>>
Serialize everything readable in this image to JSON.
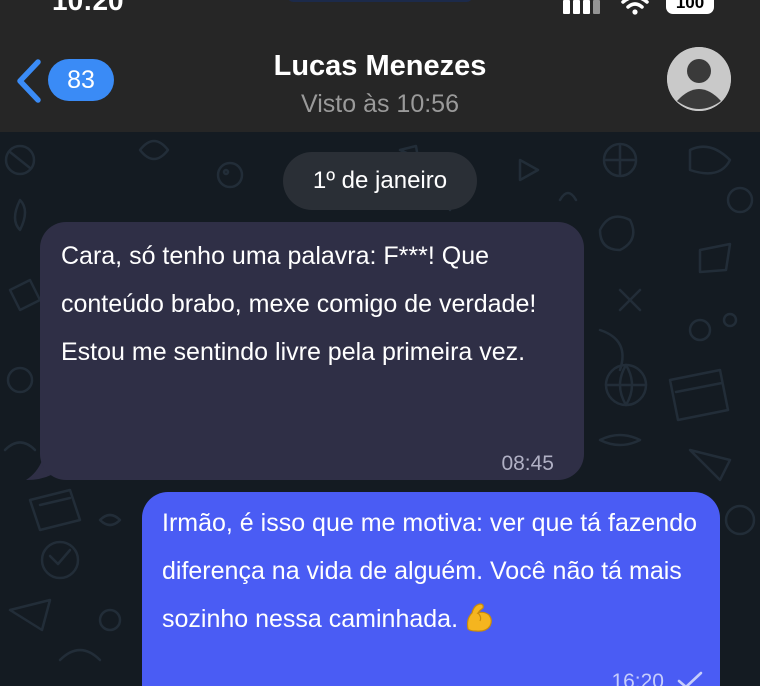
{
  "status_bar": {
    "time": "10:20",
    "battery": "100",
    "icons": [
      "signal-icon",
      "wifi-icon",
      "battery-icon"
    ]
  },
  "header": {
    "back_badge": "83",
    "contact_name": "Lucas Menezes",
    "last_seen": "Visto às 10:56",
    "icons": [
      "back-chevron-icon",
      "avatar-placeholder-icon"
    ]
  },
  "chat": {
    "date_label": "1º de janeiro",
    "messages": [
      {
        "direction": "incoming",
        "text": "Cara, só tenho uma palavra: F***! Que conteúdo brabo, mexe comigo de verdade! Estou me sentindo livre pela primeira vez.",
        "time": "08:45"
      },
      {
        "direction": "outgoing",
        "text": "Irmão, é isso que me motiva: ver que tá fazendo diferença na vida de alguém. Você não tá mais sozinho nessa caminhada.",
        "emoji": "flexed-biceps-icon",
        "time": "16:20",
        "status_icon": "read-check-icon"
      }
    ]
  },
  "colors": {
    "header_bg": "#262626",
    "wallpaper_bg": "#141b22",
    "incoming_bubble": "#2f2f46",
    "outgoing_bubble": "#4a5cf4",
    "accent_blue": "#3a8bf6",
    "date_pill": "#2a2f36"
  }
}
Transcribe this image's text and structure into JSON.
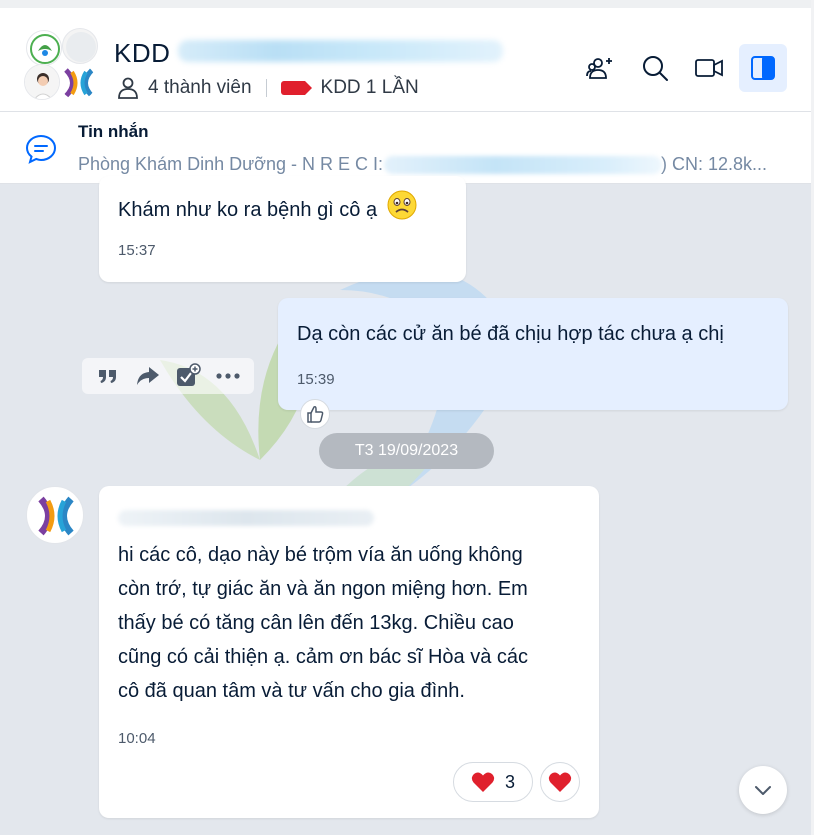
{
  "header": {
    "group_name": "KDD",
    "member_count": "4 thành viên",
    "label_tag": "KDD 1 LẦN",
    "label_color": "#e0202d"
  },
  "icons": {
    "add_member": "add-user-icon",
    "search": "search-icon",
    "video_call": "video-camera-icon",
    "panel_toggle": "sidebar-panel-icon"
  },
  "pinned": {
    "title": "Tin nhắn",
    "text_start": "Phòng Khám Dinh Dưỡng - N R E C I:",
    "text_end": ")  CN: 12.8k..."
  },
  "messages": [
    {
      "side": "incoming",
      "text": "Khám như ko ra bệnh gì cô ạ",
      "emoji": "🙁",
      "time": "15:37"
    },
    {
      "side": "outgoing",
      "text": "Dạ còn các cử ăn bé đã chịu hợp tác chưa ạ chị",
      "time": "15:39"
    },
    {
      "side": "incoming",
      "text_lines": [
        "hi các cô, dạo này bé trộm vía ăn uống không",
        "còn trớ, tự giác ăn và ăn ngon miệng hơn. Em",
        "thấy bé có tăng cân lên đến 13kg. Chiều cao",
        "cũng có cải thiện ạ. cảm ơn bác sĩ Hòa và các",
        "cô đã quan tâm và tư vấn cho gia đình."
      ],
      "time": "10:04",
      "reaction_count": "3"
    }
  ],
  "date_separator": "T3 19/09/2023",
  "colors": {
    "accent": "#0068ff",
    "outgoing_bubble": "#e5efff",
    "heart": "#e0202d"
  }
}
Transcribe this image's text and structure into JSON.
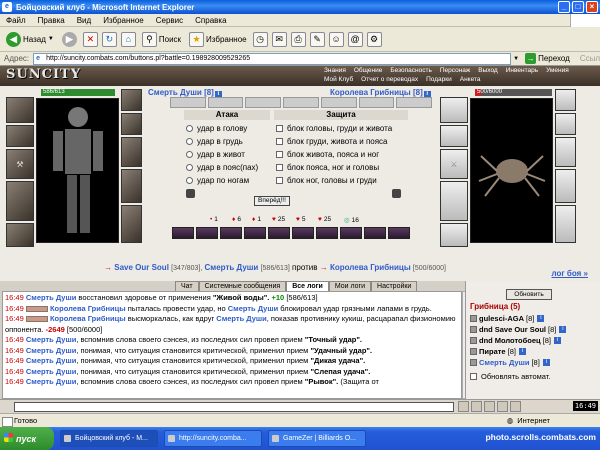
{
  "window": {
    "title": "Бойцовский клуб - Microsoft Internet Explorer"
  },
  "menu": [
    "Файл",
    "Правка",
    "Вид",
    "Избранное",
    "Сервис",
    "Справка"
  ],
  "toolbar": {
    "back": "Назад",
    "search": "Поиск",
    "favorites": "Избранное"
  },
  "address": {
    "label": "Адрес:",
    "url": "http://suncity.combats.com/buttons.pl?battle=0.198928009529265",
    "go": "Переход",
    "links": "Ссылки"
  },
  "game": {
    "logo": "SUNCITY",
    "nav": [
      "Знания",
      "Общение",
      "Безопасность",
      "Персонаж",
      "Выход",
      "Инвентарь",
      "Умения",
      "Мой Клуб",
      "Отчет о переводах",
      "Подарки",
      "Анкета"
    ],
    "left": {
      "name": "Смерть Души",
      "level": "[8]",
      "hp": "586/613",
      "hp_fraction": 0.956
    },
    "right": {
      "name": "Королева Грибницы",
      "level": "[8]",
      "hp": "500/6000",
      "hp_fraction": 0.083
    },
    "attack_header": "Атака",
    "defense_header": "Защита",
    "attacks": [
      "удар в голову",
      "удар в грудь",
      "удар в живот",
      "удар в пояс(пах)",
      "удар по ногам"
    ],
    "defenses": [
      "блок головы, груди и живота",
      "блок груди, живота и пояса",
      "блок живота, пояса и ног",
      "блок пояса, ног и головы",
      "блок ног, головы и груди"
    ],
    "forward": "Вперёд!!!",
    "stats": [
      {
        "icon": "•",
        "val": "1"
      },
      {
        "icon": "♦",
        "val": "6"
      },
      {
        "icon": "♦",
        "val": "1"
      },
      {
        "icon": "♥",
        "val": "25"
      },
      {
        "icon": "♥",
        "val": "5"
      },
      {
        "icon": "♥",
        "val": "25"
      },
      {
        "icon": "◎",
        "val": "16"
      }
    ],
    "pair": {
      "left_name": "Save Our Soul",
      "left_hp": "[347/803],",
      "mid_name": "Смерть Души",
      "mid_hp": "[586/613]",
      "vs": "против",
      "right_name": "Королева Грибницы",
      "right_hp": "[500/6000]"
    },
    "more": "лог боя »"
  },
  "chat": {
    "tabs": [
      "Чат",
      "Системные сообщения",
      "Все логи",
      "Мои логи",
      "Настройки"
    ],
    "active_tab": 2,
    "lines": [
      {
        "time": "16:49",
        "who": "Смерть Души",
        "text": "восстановил здоровье от применения",
        "bold": "\"Живой воды\".",
        "heal": "+10",
        "tail": "[586/613]"
      },
      {
        "time": "16:49",
        "who": "Королева Грибницы",
        "text": "пыталась провести удар, но",
        "who2": "Смерть Души",
        "text2": "блокировал удар грязными лапами в грудь."
      },
      {
        "time": "16:49",
        "who": "Королева Грибницы",
        "text": "высморкалась, как вдруг",
        "who2": "Смерть Души",
        "text2": ", показав противнику кукиш, расцарапал физиономию оппонента.",
        "dmg": "-2649",
        "tail": "[500/6000]"
      },
      {
        "time": "16:49",
        "who": "Смерть Души",
        "text": ", вспомнив слова своего сэнсея, из последних сил провел прием",
        "bold": "\"Точный удар\"."
      },
      {
        "time": "16:49",
        "who": "Смерть Души",
        "text": ", понимая, что ситуация становится критической, применил прием",
        "bold": "\"Удачный удар\"."
      },
      {
        "time": "16:49",
        "who": "Смерть Души",
        "text": ", понимая, что ситуация становится критической, применил прием",
        "bold": "\"Дикая удача\"."
      },
      {
        "time": "16:49",
        "who": "Смерть Души",
        "text": ", понимая, что ситуация становится критической, применил прием",
        "bold": "\"Слепая удача\"."
      },
      {
        "time": "16:49",
        "who": "Смерть Души",
        "text": ", вспомнив слова своего сэнсея, из последних сил провел прием",
        "bold": "\"Рывок\".",
        "tail": "(Защита от"
      }
    ]
  },
  "roster": {
    "refresh": "Обновить",
    "title": "Грибница (5)",
    "players": [
      {
        "name": "gulesci-AGA",
        "level": "[8]"
      },
      {
        "prefix": "dnd",
        "name": "Save Our Soul",
        "level": "[8]"
      },
      {
        "prefix": "dnd",
        "name": "Молотобоец",
        "level": "[8]"
      },
      {
        "name": "Пирате",
        "level": "[8]"
      },
      {
        "name": "Смерть Души",
        "level": "[8]",
        "me": true
      }
    ],
    "auto": "Обновлять автомат."
  },
  "clock": "16:49",
  "status": {
    "left": "Готово",
    "right": "Интернет"
  },
  "taskbar": {
    "start": "пуск",
    "tasks": [
      "Бойцовский клуб - M...",
      "http://suncity.comba...",
      "GameZer | Billiards O..."
    ],
    "watermark": "photo.scrolls.combats.com"
  }
}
<<
* Objective
Reproduce every line of the material precisely, omitting its pictures.

* Task response
Serialize everything readable in this image to JSON.
{
  "status_bar": {
    "time": "10:20",
    "battery": "100",
    "icons": [
      "signal-icon",
      "wifi-icon",
      "battery-icon"
    ]
  },
  "header": {
    "back_badge": "83",
    "contact_name": "Lucas Menezes",
    "last_seen": "Visto às 10:56",
    "icons": [
      "back-chevron-icon",
      "avatar-placeholder-icon"
    ]
  },
  "chat": {
    "date_label": "1º de janeiro",
    "messages": [
      {
        "direction": "incoming",
        "text": "Cara, só tenho uma palavra: F***! Que conteúdo brabo, mexe comigo de verdade! Estou me sentindo livre pela primeira vez.",
        "time": "08:45"
      },
      {
        "direction": "outgoing",
        "text": "Irmão, é isso que me motiva: ver que tá fazendo diferença na vida de alguém. Você não tá mais sozinho nessa caminhada.",
        "emoji": "flexed-biceps-icon",
        "time": "16:20",
        "status_icon": "read-check-icon"
      }
    ]
  },
  "colors": {
    "header_bg": "#262626",
    "wallpaper_bg": "#141b22",
    "incoming_bubble": "#2f2f46",
    "outgoing_bubble": "#4a5cf4",
    "accent_blue": "#3a8bf6",
    "date_pill": "#2a2f36"
  }
}
Transcribe this image's text and structure into JSON.
{
  "header": {
    "group_name": "KDD",
    "member_count": "4 thành viên",
    "label_tag": "KDD 1 LẦN",
    "label_color": "#e0202d"
  },
  "icons": {
    "add_member": "add-user-icon",
    "search": "search-icon",
    "video_call": "video-camera-icon",
    "panel_toggle": "sidebar-panel-icon"
  },
  "pinned": {
    "title": "Tin nhắn",
    "text_start": "Phòng Khám Dinh Dưỡng - N R E C I:",
    "text_end": ")  CN: 12.8k..."
  },
  "messages": [
    {
      "side": "incoming",
      "text": "Khám như ko ra bệnh gì cô ạ",
      "emoji": "🙁",
      "time": "15:37"
    },
    {
      "side": "outgoing",
      "text": "Dạ còn các cử ăn bé đã chịu hợp tác chưa ạ chị",
      "time": "15:39"
    },
    {
      "side": "incoming",
      "text_lines": [
        "hi các cô, dạo này bé trộm vía ăn uống không",
        "còn trớ, tự giác ăn và ăn ngon miệng hơn. Em",
        "thấy bé có tăng cân lên đến 13kg. Chiều cao",
        "cũng có cải thiện ạ. cảm ơn bác sĩ Hòa và các",
        "cô đã quan tâm và tư vấn cho gia đình."
      ],
      "time": "10:04",
      "reaction_count": "3"
    }
  ],
  "date_separator": "T3 19/09/2023",
  "colors": {
    "accent": "#0068ff",
    "outgoing_bubble": "#e5efff",
    "heart": "#e0202d"
  }
}
Transcribe this image's text and structure into JSON.
{
  "window": {
    "title": "Бойцовский клуб - Microsoft Internet Explorer"
  },
  "menu": [
    "Файл",
    "Правка",
    "Вид",
    "Избранное",
    "Сервис",
    "Справка"
  ],
  "toolbar": {
    "back": "Назад",
    "search": "Поиск",
    "favorites": "Избранное"
  },
  "address": {
    "label": "Адрес:",
    "url": "http://suncity.combats.com/buttons.pl?battle=0.198928009529265",
    "go": "Переход",
    "links": "Ссылки"
  },
  "game": {
    "logo": "SUNCITY",
    "nav": [
      "Знания",
      "Общение",
      "Безопасность",
      "Персонаж",
      "Выход",
      "Инвентарь",
      "Умения",
      "Мой Клуб",
      "Отчет о переводах",
      "Подарки",
      "Анкета"
    ],
    "left": {
      "name": "Смерть Души",
      "level": "[8]",
      "hp": "586/613",
      "hp_fraction": 0.956
    },
    "right": {
      "name": "Королева Грибницы",
      "level": "[8]",
      "hp": "500/6000",
      "hp_fraction": 0.083
    },
    "attack_header": "Атака",
    "defense_header": "Защита",
    "attacks": [
      "удар в голову",
      "удар в грудь",
      "удар в живот",
      "удар в пояс(пах)",
      "удар по ногам"
    ],
    "defenses": [
      "блок головы, груди и живота",
      "блок груди, живота и пояса",
      "блок живота, пояса и ног",
      "блок пояса, ног и головы",
      "блок ног, головы и груди"
    ],
    "forward": "Вперёд!!!",
    "stats": [
      {
        "icon": "•",
        "val": "1"
      },
      {
        "icon": "♦",
        "val": "6"
      },
      {
        "icon": "♦",
        "val": "1"
      },
      {
        "icon": "♥",
        "val": "25"
      },
      {
        "icon": "♥",
        "val": "5"
      },
      {
        "icon": "♥",
        "val": "25"
      },
      {
        "icon": "◎",
        "val": "16"
      }
    ],
    "pair": {
      "left_name": "Save Our Soul",
      "left_hp": "[347/803],",
      "mid_name": "Смерть Души",
      "mid_hp": "[586/613]",
      "vs": "против",
      "right_name": "Королева Грибницы",
      "right_hp": "[500/6000]"
    },
    "more": "лог боя »"
  },
  "chat": {
    "tabs": [
      "Чат",
      "Системные сообщения",
      "Все логи",
      "Мои логи",
      "Настройки"
    ],
    "active_tab": 2,
    "lines": [
      {
        "time": "16:49",
        "who": "Смерть Души",
        "text": "восстановил здоровье от применения",
        "bold": "\"Живой воды\".",
        "heal": "+10",
        "tail": "[586/613]"
      },
      {
        "time": "16:49",
        "who": "Королева Грибницы",
        "text": "пыталась провести удар, но",
        "who2": "Смерть Души",
        "text2": "блокировал удар грязными лапами в грудь."
      },
      {
        "time": "16:49",
        "who": "Королева Грибницы",
        "text": "высморкалась, как вдруг",
        "who2": "Смерть Души",
        "text2": ", показав противнику кукиш, расцарапал физиономию оппонента.",
        "dmg": "-2649",
        "tail": "[500/6000]"
      },
      {
        "time": "16:49",
        "who": "Смерть Души",
        "text": ", вспомнив слова своего сэнсея, из последних сил провел прием",
        "bold": "\"Точный удар\"."
      },
      {
        "time": "16:49",
        "who": "Смерть Души",
        "text": ", понимая, что ситуация становится критической, применил прием",
        "bold": "\"Удачный удар\"."
      },
      {
        "time": "16:49",
        "who": "Смерть Души",
        "text": ", понимая, что ситуация становится критической, применил прием",
        "bold": "\"Дикая удача\"."
      },
      {
        "time": "16:49",
        "who": "Смерть Души",
        "text": ", понимая, что ситуация становится критической, применил прием",
        "bold": "\"Слепая удача\"."
      },
      {
        "time": "16:49",
        "who": "Смерть Души",
        "text": ", вспомнив слова своего сэнсея, из последних сил провел прием",
        "bold": "\"Рывок\".",
        "tail": "(Защита от"
      }
    ]
  },
  "roster": {
    "refresh": "Обновить",
    "title": "Грибница (5)",
    "players": [
      {
        "name": "gulesci-AGA",
        "level": "[8]"
      },
      {
        "prefix": "dnd",
        "name": "Save Our Soul",
        "level": "[8]"
      },
      {
        "prefix": "dnd",
        "name": "Молотобоец",
        "level": "[8]"
      },
      {
        "name": "Пирате",
        "level": "[8]"
      },
      {
        "name": "Смерть Души",
        "level": "[8]",
        "me": true
      }
    ],
    "auto": "Обновлять автомат."
  },
  "clock": "16:49",
  "status": {
    "left": "Готово",
    "right": "Интернет"
  },
  "taskbar": {
    "start": "пуск",
    "tasks": [
      "Бойцовский клуб - M...",
      "http://suncity.comba...",
      "GameZer | Billiards O..."
    ],
    "watermark": "photo.scrolls.combats.com"
  }
}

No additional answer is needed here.